>>>>>

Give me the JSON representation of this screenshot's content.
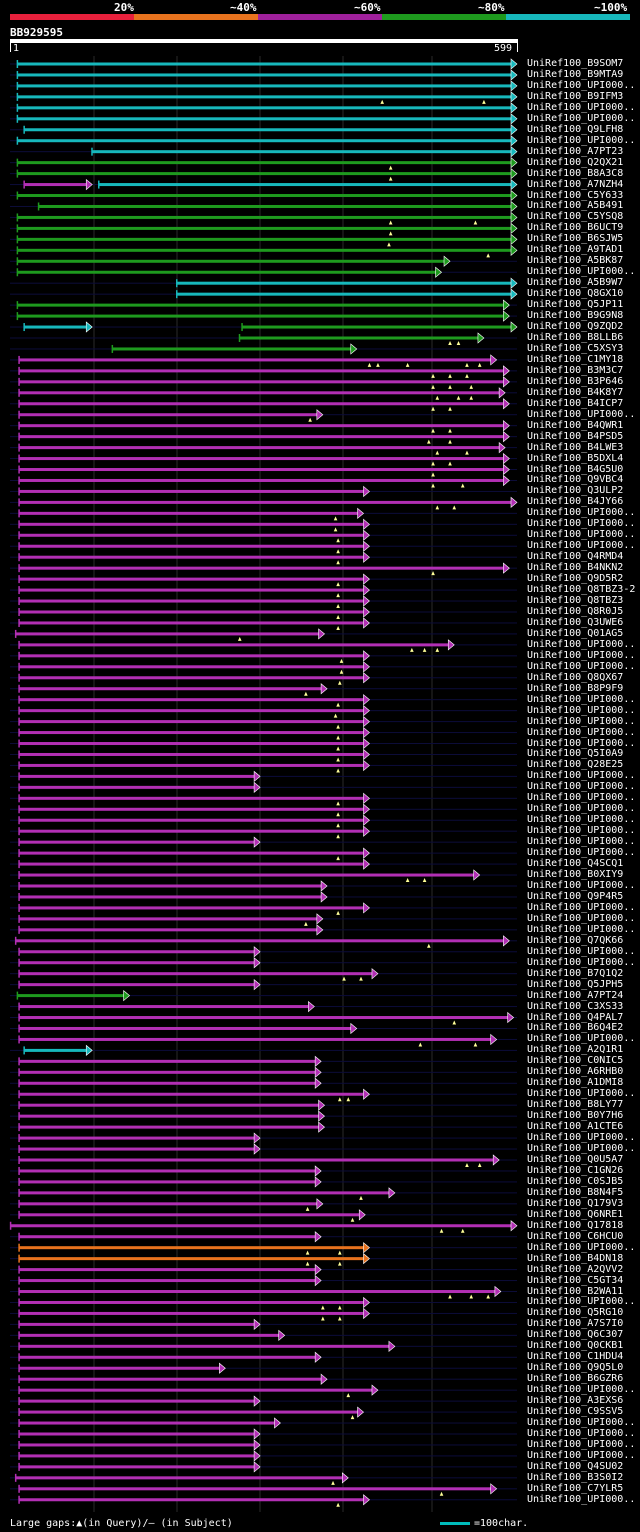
{
  "query": {
    "name": "BB929595",
    "start": "1",
    "end": "599",
    "length": 599
  },
  "legend": [
    {
      "label": "20%",
      "color": "#e8203c"
    },
    {
      "label": "~40%",
      "color": "#e8731e"
    },
    {
      "label": "~60%",
      "color": "#a0209c"
    },
    {
      "label": "~80%",
      "color": "#1e9a1e"
    },
    {
      "label": "~100%",
      "color": "#17b8bc"
    }
  ],
  "colors": {
    "cyan": "#17b8bc",
    "green": "#1e9a1e",
    "magenta": "#b22fb4",
    "orange": "#e8731e",
    "marker": "#ffff99"
  },
  "footer": {
    "gaps_text": "Large gaps:▲(in Query)/— (in Subject)",
    "scale_text": "=100char."
  },
  "chart_data": {
    "type": "alignment-map",
    "x_range": [
      1,
      599
    ],
    "hits": [
      {
        "name": "UniRef100_B9SOM7",
        "s": 10,
        "e": 599,
        "c": "cyan"
      },
      {
        "name": "UniRef100_B9MTA9",
        "s": 10,
        "e": 599,
        "c": "cyan"
      },
      {
        "name": "UniRef100_UPI000..",
        "s": 10,
        "e": 599,
        "c": "cyan"
      },
      {
        "name": "UniRef100_B9IFM3",
        "s": 10,
        "e": 599,
        "c": "cyan",
        "m": [
          440,
          560
        ]
      },
      {
        "name": "UniRef100_UPI000..",
        "s": 10,
        "e": 599,
        "c": "cyan"
      },
      {
        "name": "UniRef100_UPI000..",
        "s": 10,
        "e": 599,
        "c": "cyan"
      },
      {
        "name": "UniRef100_Q9LFH8",
        "s": 18,
        "e": 599,
        "c": "cyan"
      },
      {
        "name": "UniRef100_UPI000..",
        "s": 10,
        "e": 599,
        "c": "cyan"
      },
      {
        "name": "UniRef100_A7PT23",
        "s": 98,
        "e": 599,
        "c": "cyan"
      },
      {
        "name": "UniRef100_Q2QX21",
        "s": 10,
        "e": 599,
        "c": "green",
        "m": [
          450
        ]
      },
      {
        "name": "UniRef100_B8A3C8",
        "s": 10,
        "e": 599,
        "c": "green",
        "m": [
          450
        ]
      },
      {
        "name": "UniRef100_A7NZH4",
        "s": 18,
        "e": 98,
        "c": "magenta",
        "s2": 106,
        "e2": 599,
        "c2": "cyan"
      },
      {
        "name": "UniRef100_C5Y633",
        "s": 10,
        "e": 599,
        "c": "green"
      },
      {
        "name": "UniRef100_A5B491",
        "s": 35,
        "e": 599,
        "c": "green"
      },
      {
        "name": "UniRef100_C5YSQ8",
        "s": 10,
        "e": 599,
        "c": "green",
        "m": [
          450,
          550
        ]
      },
      {
        "name": "UniRef100_B6UCT9",
        "s": 10,
        "e": 599,
        "c": "green",
        "m": [
          450
        ]
      },
      {
        "name": "UniRef100_B6SJW5",
        "s": 10,
        "e": 599,
        "c": "green",
        "m": [
          448
        ]
      },
      {
        "name": "UniRef100_A9TAD1",
        "s": 10,
        "e": 599,
        "c": "green",
        "m": [
          565
        ]
      },
      {
        "name": "UniRef100_A5BK87",
        "s": 10,
        "e": 520,
        "c": "green"
      },
      {
        "name": "UniRef100_UPI000..",
        "s": 10,
        "e": 510,
        "c": "green"
      },
      {
        "name": "UniRef100_A5B9W7",
        "s": 198,
        "e": 599,
        "c": "cyan"
      },
      {
        "name": "UniRef100_Q8GX10",
        "s": 198,
        "e": 599,
        "c": "cyan"
      },
      {
        "name": "UniRef100_Q5JP11",
        "s": 10,
        "e": 590,
        "c": "green"
      },
      {
        "name": "UniRef100_B9G9N8",
        "s": 10,
        "e": 590,
        "c": "green"
      },
      {
        "name": "UniRef100_Q9ZQD2",
        "s": 18,
        "e": 98,
        "c": "cyan",
        "s2": 275,
        "e2": 599,
        "c2": "green"
      },
      {
        "name": "UniRef100_B8LLB6",
        "s": 272,
        "e": 560,
        "c": "green",
        "m": [
          520,
          530
        ]
      },
      {
        "name": "UniRef100_C5XSY3",
        "s": 122,
        "e": 410,
        "c": "green"
      },
      {
        "name": "UniRef100_C1MY18",
        "s": 12,
        "e": 575,
        "c": "magenta",
        "m": [
          425,
          435,
          470,
          540,
          555
        ]
      },
      {
        "name": "UniRef100_B3M3C7",
        "s": 12,
        "e": 590,
        "c": "magenta",
        "m": [
          500,
          520,
          540
        ]
      },
      {
        "name": "UniRef100_B3P646",
        "s": 12,
        "e": 590,
        "c": "magenta",
        "m": [
          500,
          520,
          545
        ]
      },
      {
        "name": "UniRef100_B4K8Y7",
        "s": 12,
        "e": 585,
        "c": "magenta",
        "m": [
          505,
          530,
          545
        ]
      },
      {
        "name": "UniRef100_B4ICP7",
        "s": 12,
        "e": 590,
        "c": "magenta",
        "m": [
          500,
          520
        ]
      },
      {
        "name": "UniRef100_UPI000..",
        "s": 12,
        "e": 370,
        "c": "magenta",
        "m": [
          355
        ]
      },
      {
        "name": "UniRef100_B4QWR1",
        "s": 12,
        "e": 590,
        "c": "magenta",
        "m": [
          500,
          520
        ]
      },
      {
        "name": "UniRef100_B4PSD5",
        "s": 12,
        "e": 590,
        "c": "magenta",
        "m": [
          495,
          520
        ]
      },
      {
        "name": "UniRef100_B4LWE3",
        "s": 12,
        "e": 585,
        "c": "magenta",
        "m": [
          505,
          540
        ]
      },
      {
        "name": "UniRef100_B5DXL4",
        "s": 12,
        "e": 590,
        "c": "magenta",
        "m": [
          500,
          520
        ]
      },
      {
        "name": "UniRef100_B4G5U0",
        "s": 12,
        "e": 590,
        "c": "magenta",
        "m": [
          500
        ]
      },
      {
        "name": "UniRef100_Q9VBC4",
        "s": 12,
        "e": 590,
        "c": "magenta",
        "m": [
          500,
          535
        ]
      },
      {
        "name": "UniRef100_Q3ULP2",
        "s": 12,
        "e": 425,
        "c": "magenta"
      },
      {
        "name": "UniRef100_B4JY66",
        "s": 12,
        "e": 599,
        "c": "magenta",
        "m": [
          505,
          525
        ]
      },
      {
        "name": "UniRef100_UPI000..",
        "s": 12,
        "e": 418,
        "c": "magenta",
        "m": [
          385
        ]
      },
      {
        "name": "UniRef100_UPI000..",
        "s": 12,
        "e": 425,
        "c": "magenta",
        "m": [
          385
        ]
      },
      {
        "name": "UniRef100_UPI000..",
        "s": 12,
        "e": 425,
        "c": "magenta",
        "m": [
          388
        ]
      },
      {
        "name": "UniRef100_UPI000..",
        "s": 12,
        "e": 425,
        "c": "magenta",
        "m": [
          388
        ]
      },
      {
        "name": "UniRef100_Q4RMD4",
        "s": 12,
        "e": 425,
        "c": "magenta",
        "m": [
          388
        ]
      },
      {
        "name": "UniRef100_B4NKN2",
        "s": 12,
        "e": 590,
        "c": "magenta",
        "m": [
          500
        ]
      },
      {
        "name": "UniRef100_Q9D5R2",
        "s": 12,
        "e": 425,
        "c": "magenta",
        "m": [
          388
        ]
      },
      {
        "name": "UniRef100_Q8TBZ3-2",
        "s": 12,
        "e": 425,
        "c": "magenta",
        "m": [
          388
        ]
      },
      {
        "name": "UniRef100_Q8TBZ3",
        "s": 12,
        "e": 425,
        "c": "magenta",
        "m": [
          388
        ]
      },
      {
        "name": "UniRef100_Q8R0J5",
        "s": 12,
        "e": 425,
        "c": "magenta",
        "m": [
          388
        ]
      },
      {
        "name": "UniRef100_Q3UWE6",
        "s": 12,
        "e": 425,
        "c": "magenta",
        "m": [
          388
        ]
      },
      {
        "name": "UniRef100_Q01AG5",
        "s": 8,
        "e": 372,
        "c": "magenta",
        "m": [
          272
        ]
      },
      {
        "name": "UniRef100_UPI000..",
        "s": 12,
        "e": 525,
        "c": "magenta",
        "m": [
          475,
          490,
          505
        ]
      },
      {
        "name": "UniRef100_UPI000..",
        "s": 12,
        "e": 425,
        "c": "magenta",
        "m": [
          392
        ]
      },
      {
        "name": "UniRef100_UPI000..",
        "s": 12,
        "e": 425,
        "c": "magenta",
        "m": [
          392
        ]
      },
      {
        "name": "UniRef100_Q8QX67",
        "s": 12,
        "e": 425,
        "c": "magenta",
        "m": [
          390
        ]
      },
      {
        "name": "UniRef100_B8P9F9",
        "s": 12,
        "e": 375,
        "c": "magenta",
        "m": [
          350
        ]
      },
      {
        "name": "UniRef100_UPI000..",
        "s": 12,
        "e": 425,
        "c": "magenta",
        "m": [
          388
        ]
      },
      {
        "name": "UniRef100_UPI000..",
        "s": 12,
        "e": 425,
        "c": "magenta",
        "m": [
          385
        ]
      },
      {
        "name": "UniRef100_UPI000..",
        "s": 12,
        "e": 425,
        "c": "magenta",
        "m": [
          388
        ]
      },
      {
        "name": "UniRef100_UPI000..",
        "s": 12,
        "e": 425,
        "c": "magenta",
        "m": [
          388
        ]
      },
      {
        "name": "UniRef100_UPI000..",
        "s": 12,
        "e": 425,
        "c": "magenta",
        "m": [
          388
        ]
      },
      {
        "name": "UniRef100_Q5I0A9",
        "s": 12,
        "e": 425,
        "c": "magenta",
        "m": [
          388
        ]
      },
      {
        "name": "UniRef100_Q28E25",
        "s": 12,
        "e": 425,
        "c": "magenta",
        "m": [
          388
        ]
      },
      {
        "name": "UniRef100_UPI000..",
        "s": 12,
        "e": 296,
        "c": "magenta"
      },
      {
        "name": "UniRef100_UPI000..",
        "s": 12,
        "e": 296,
        "c": "magenta"
      },
      {
        "name": "UniRef100_UPI000..",
        "s": 12,
        "e": 425,
        "c": "magenta",
        "m": [
          388
        ]
      },
      {
        "name": "UniRef100_UPI000..",
        "s": 12,
        "e": 425,
        "c": "magenta",
        "m": [
          388
        ]
      },
      {
        "name": "UniRef100_UPI000..",
        "s": 12,
        "e": 425,
        "c": "magenta",
        "m": [
          388
        ]
      },
      {
        "name": "UniRef100_UPI000..",
        "s": 12,
        "e": 425,
        "c": "magenta",
        "m": [
          388
        ]
      },
      {
        "name": "UniRef100_UPI000..",
        "s": 12,
        "e": 296,
        "c": "magenta"
      },
      {
        "name": "UniRef100_UPI000..",
        "s": 12,
        "e": 425,
        "c": "magenta",
        "m": [
          388
        ]
      },
      {
        "name": "UniRef100_Q4SCQ1",
        "s": 12,
        "e": 425,
        "c": "magenta"
      },
      {
        "name": "UniRef100_B0XIY9",
        "s": 12,
        "e": 555,
        "c": "magenta",
        "m": [
          470,
          490
        ]
      },
      {
        "name": "UniRef100_UPI000..",
        "s": 12,
        "e": 375,
        "c": "magenta"
      },
      {
        "name": "UniRef100_Q9P4R5",
        "s": 12,
        "e": 375,
        "c": "magenta"
      },
      {
        "name": "UniRef100_UPI000..",
        "s": 12,
        "e": 425,
        "c": "magenta",
        "m": [
          388
        ]
      },
      {
        "name": "UniRef100_UPI000..",
        "s": 12,
        "e": 370,
        "c": "magenta",
        "m": [
          350
        ]
      },
      {
        "name": "UniRef100_UPI000..",
        "s": 12,
        "e": 370,
        "c": "magenta"
      },
      {
        "name": "UniRef100_Q7QK66",
        "s": 8,
        "e": 590,
        "c": "magenta",
        "m": [
          495
        ]
      },
      {
        "name": "UniRef100_UPI000..",
        "s": 12,
        "e": 296,
        "c": "magenta"
      },
      {
        "name": "UniRef100_UPI000..",
        "s": 12,
        "e": 296,
        "c": "magenta"
      },
      {
        "name": "UniRef100_B7Q1Q2",
        "s": 12,
        "e": 435,
        "c": "magenta",
        "m": [
          395,
          415
        ]
      },
      {
        "name": "UniRef100_Q5JPH5",
        "s": 12,
        "e": 296,
        "c": "magenta"
      },
      {
        "name": "UniRef100_A7PT24",
        "s": 10,
        "e": 142,
        "c": "green"
      },
      {
        "name": "UniRef100_C3XS33",
        "s": 12,
        "e": 360,
        "c": "magenta"
      },
      {
        "name": "UniRef100_Q4PAL7",
        "s": 12,
        "e": 595,
        "c": "magenta",
        "m": [
          525
        ]
      },
      {
        "name": "UniRef100_B6Q4E2",
        "s": 12,
        "e": 410,
        "c": "magenta"
      },
      {
        "name": "UniRef100_UPI000..",
        "s": 12,
        "e": 575,
        "c": "magenta",
        "m": [
          485,
          550
        ]
      },
      {
        "name": "UniRef100_A2Q1R1",
        "s": 18,
        "e": 98,
        "c": "cyan"
      },
      {
        "name": "UniRef100_C0NIC5",
        "s": 12,
        "e": 368,
        "c": "magenta"
      },
      {
        "name": "UniRef100_A6RHB0",
        "s": 12,
        "e": 368,
        "c": "magenta"
      },
      {
        "name": "UniRef100_A1DMI8",
        "s": 12,
        "e": 368,
        "c": "magenta"
      },
      {
        "name": "UniRef100_UPI000..",
        "s": 12,
        "e": 425,
        "c": "magenta",
        "m": [
          390,
          400
        ]
      },
      {
        "name": "UniRef100_B8LY77",
        "s": 12,
        "e": 372,
        "c": "magenta"
      },
      {
        "name": "UniRef100_B0Y7H6",
        "s": 12,
        "e": 372,
        "c": "magenta"
      },
      {
        "name": "UniRef100_A1CTE6",
        "s": 12,
        "e": 372,
        "c": "magenta"
      },
      {
        "name": "UniRef100_UPI000..",
        "s": 12,
        "e": 296,
        "c": "magenta"
      },
      {
        "name": "UniRef100_UPI000..",
        "s": 12,
        "e": 296,
        "c": "magenta"
      },
      {
        "name": "UniRef100_Q0U5A7",
        "s": 12,
        "e": 578,
        "c": "magenta",
        "m": [
          540,
          555
        ]
      },
      {
        "name": "UniRef100_C1GN26",
        "s": 12,
        "e": 368,
        "c": "magenta"
      },
      {
        "name": "UniRef100_C0SJB5",
        "s": 12,
        "e": 368,
        "c": "magenta"
      },
      {
        "name": "UniRef100_B8N4F5",
        "s": 12,
        "e": 455,
        "c": "magenta",
        "m": [
          415
        ]
      },
      {
        "name": "UniRef100_Q179V3",
        "s": 12,
        "e": 370,
        "c": "magenta",
        "m": [
          352
        ]
      },
      {
        "name": "UniRef100_Q6NRE1",
        "s": 12,
        "e": 420,
        "c": "magenta",
        "m": [
          405
        ]
      },
      {
        "name": "UniRef100_Q17818",
        "s": 2,
        "e": 599,
        "c": "magenta",
        "m": [
          510,
          535
        ]
      },
      {
        "name": "UniRef100_C6HCU0",
        "s": 12,
        "e": 368,
        "c": "magenta"
      },
      {
        "name": "UniRef100_UPI000..",
        "s": 12,
        "e": 425,
        "c": "orange",
        "m": [
          352,
          390
        ]
      },
      {
        "name": "UniRef100_B4DN18",
        "s": 12,
        "e": 425,
        "c": "orange",
        "m": [
          352,
          390
        ]
      },
      {
        "name": "UniRef100_A2QVV2",
        "s": 12,
        "e": 368,
        "c": "magenta"
      },
      {
        "name": "UniRef100_C5GT34",
        "s": 12,
        "e": 368,
        "c": "magenta"
      },
      {
        "name": "UniRef100_B2WA11",
        "s": 12,
        "e": 580,
        "c": "magenta",
        "m": [
          520,
          545,
          565
        ]
      },
      {
        "name": "UniRef100_UPI000..",
        "s": 12,
        "e": 425,
        "c": "magenta",
        "m": [
          370,
          390
        ]
      },
      {
        "name": "UniRef100_Q5RG10",
        "s": 12,
        "e": 425,
        "c": "magenta",
        "m": [
          370,
          390
        ]
      },
      {
        "name": "UniRef100_A7S7I0",
        "s": 12,
        "e": 296,
        "c": "magenta"
      },
      {
        "name": "UniRef100_Q6C307",
        "s": 12,
        "e": 325,
        "c": "magenta"
      },
      {
        "name": "UniRef100_Q0CKB1",
        "s": 12,
        "e": 455,
        "c": "magenta"
      },
      {
        "name": "UniRef100_C1HDU4",
        "s": 12,
        "e": 368,
        "c": "magenta"
      },
      {
        "name": "UniRef100_Q9Q5L0",
        "s": 12,
        "e": 255,
        "c": "magenta"
      },
      {
        "name": "UniRef100_B6GZR6",
        "s": 12,
        "e": 375,
        "c": "magenta"
      },
      {
        "name": "UniRef100_UPI000..",
        "s": 12,
        "e": 435,
        "c": "magenta",
        "m": [
          400
        ]
      },
      {
        "name": "UniRef100_A3EXS6",
        "s": 12,
        "e": 296,
        "c": "magenta"
      },
      {
        "name": "UniRef100_C9SSV5",
        "s": 12,
        "e": 418,
        "c": "magenta",
        "m": [
          405
        ]
      },
      {
        "name": "UniRef100_UPI000..",
        "s": 12,
        "e": 320,
        "c": "magenta"
      },
      {
        "name": "UniRef100_UPI000..",
        "s": 12,
        "e": 296,
        "c": "magenta"
      },
      {
        "name": "UniRef100_UPI000..",
        "s": 12,
        "e": 296,
        "c": "magenta"
      },
      {
        "name": "UniRef100_UPI000..",
        "s": 12,
        "e": 296,
        "c": "magenta"
      },
      {
        "name": "UniRef100_Q4SU02",
        "s": 12,
        "e": 296,
        "c": "magenta"
      },
      {
        "name": "UniRef100_B3S0I2",
        "s": 8,
        "e": 400,
        "c": "magenta",
        "m": [
          382
        ]
      },
      {
        "name": "UniRef100_C7YLR5",
        "s": 12,
        "e": 575,
        "c": "magenta",
        "m": [
          510
        ]
      },
      {
        "name": "UniRef100_UPI000..",
        "s": 12,
        "e": 425,
        "c": "magenta",
        "m": [
          388
        ]
      }
    ]
  }
}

<<<<<

From the records, copy every line that has the string "label" in it.

      "label": "20%",
      "label": "~40%",
      "label": "~60%",
      "label": "~80%",
      "label": "~100%",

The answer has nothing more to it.